Write out the listing below exactly, and omit any images you find in it.

Saved entries:
* Begin *
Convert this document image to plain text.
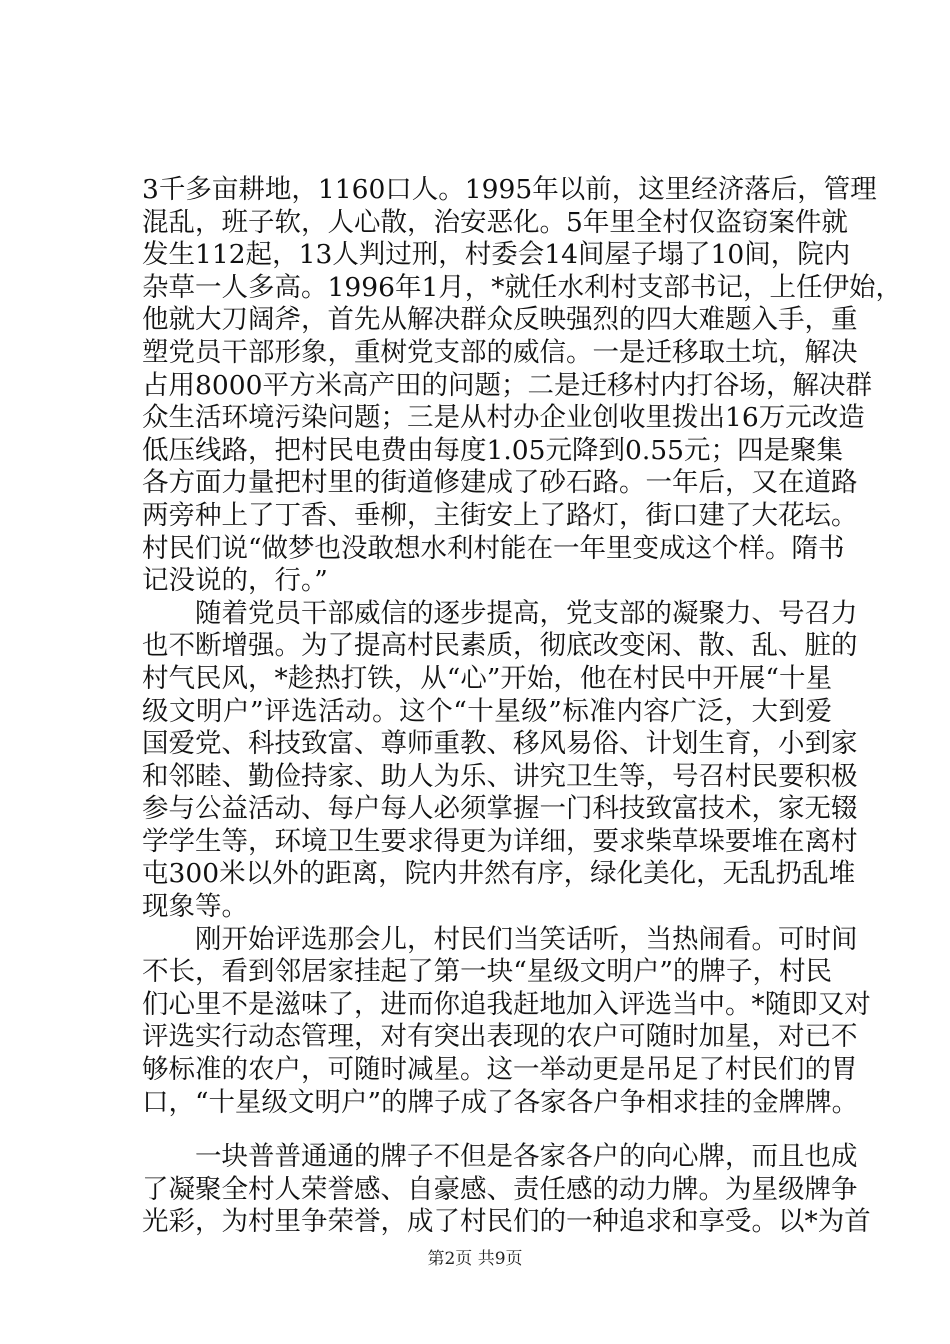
3千多亩耕地，1160口人。1995年以前，这里经济落后，管理
混乱，班子软，人心散，治安恶化。5年里全村仅盗窃案件就
发生112起，13人判过刑，村委会14间屋子塌了10间，院内
杂草一人多高。1996年1月，*就任水利村支部书记，上任伊始，
他就大刀阔斧，首先从解决群众反映强烈的四大难题入手，重
塑党员干部形象，重树党支部的威信。一是迁移取土坑，解决
占用8000平方米高产田的问题；二是迁移村内打谷场，解决群
众生活环境污染问题；三是从村办企业创收里拨出16万元改造
低压线路，把村民电费由每度1.05元降到0.55元；四是聚集
各方面力量把村里的街道修建成了砂石路。一年后，又在道路
两旁种上了丁香、垂柳，主街安上了路灯，街口建了大花坛。
村民们说“做梦也没敢想水利村能在一年里变成这个样。隋书
记没说的，行。”
　　随着党员干部威信的逐步提高，党支部的凝聚力、号召力
也不断增强。为了提高村民素质，彻底改变闲、散、乱、脏的
村气民风，*趁热打铁，从“心”开始，他在村民中开展“十星
级文明户”评选活动。这个“十星级”标准内容广泛，大到爱
国爱党、科技致富、尊师重教、移风易俗、计划生育，小到家
和邻睦、勤俭持家、助人为乐、讲究卫生等，号召村民要积极
参与公益活动、每户每人必须掌握一门科技致富技术，家无辍
学学生等，环境卫生要求得更为详细，要求柴草垛要堆在离村
屯300米以外的距离，院内井然有序，绿化美化，无乱扔乱堆
现象等。
　　刚开始评选那会儿，村民们当笑话听，当热闹看。可时间
不长，看到邻居家挂起了第一块“星级文明户”的牌子，村民
们心里不是滋味了，进而你追我赶地加入评选当中。*随即又对
评选实行动态管理，对有突出表现的农户可随时加星，对已不
够标准的农户，可随时减星。这一举动更是吊足了村民们的胃
口，“十星级文明户”的牌子成了各家各户争相求挂的金牌牌。
　　一块普普通通的牌子不但是各家各户的向心牌，而且也成
了凝聚全村人荣誉感、自豪感、责任感的动力牌。为星级牌争
光彩，为村里争荣誉，成了村民们的一种追求和享受。以*为首
第2页 共9页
* End *
OUTPUT:
Convert this document image to plain text.
3千多亩耕地，1160口人。1995年以前，这里经济落后，管理
混乱，班子软，人心散，治安恶化。5年里全村仅盗窃案件就
发生112起，13人判过刑，村委会14间屋子塌了10间，院内
杂草一人多高。1996年1月，*就任水利村支部书记，上任伊始，
他就大刀阔斧，首先从解决群众反映强烈的四大难题入手，重
塑党员干部形象，重树党支部的威信。一是迁移取土坑，解决
占用8000平方米高产田的问题；二是迁移村内打谷场，解决群
众生活环境污染问题；三是从村办企业创收里拨出16万元改造
低压线路，把村民电费由每度1.05元降到0.55元；四是聚集
各方面力量把村里的街道修建成了砂石路。一年后，又在道路
两旁种上了丁香、垂柳，主街安上了路灯，街口建了大花坛。
村民们说“做梦也没敢想水利村能在一年里变成这个样。隋书
记没说的，行。”
　　随着党员干部威信的逐步提高，党支部的凝聚力、号召力
也不断增强。为了提高村民素质，彻底改变闲、散、乱、脏的
村气民风，*趁热打铁，从“心”开始，他在村民中开展“十星
级文明户”评选活动。这个“十星级”标准内容广泛，大到爱
国爱党、科技致富、尊师重教、移风易俗、计划生育，小到家
和邻睦、勤俭持家、助人为乐、讲究卫生等，号召村民要积极
参与公益活动、每户每人必须掌握一门科技致富技术，家无辍
学学生等，环境卫生要求得更为详细，要求柴草垛要堆在离村
屯300米以外的距离，院内井然有序，绿化美化，无乱扔乱堆
现象等。
　　刚开始评选那会儿，村民们当笑话听，当热闹看。可时间
不长，看到邻居家挂起了第一块“星级文明户”的牌子，村民
们心里不是滋味了，进而你追我赶地加入评选当中。*随即又对
评选实行动态管理，对有突出表现的农户可随时加星，对已不
够标准的农户，可随时减星。这一举动更是吊足了村民们的胃
口，“十星级文明户”的牌子成了各家各户争相求挂的金牌牌。
　　一块普普通通的牌子不但是各家各户的向心牌，而且也成
了凝聚全村人荣誉感、自豪感、责任感的动力牌。为星级牌争
光彩，为村里争荣誉，成了村民们的一种追求和享受。以*为首
第2页 共9页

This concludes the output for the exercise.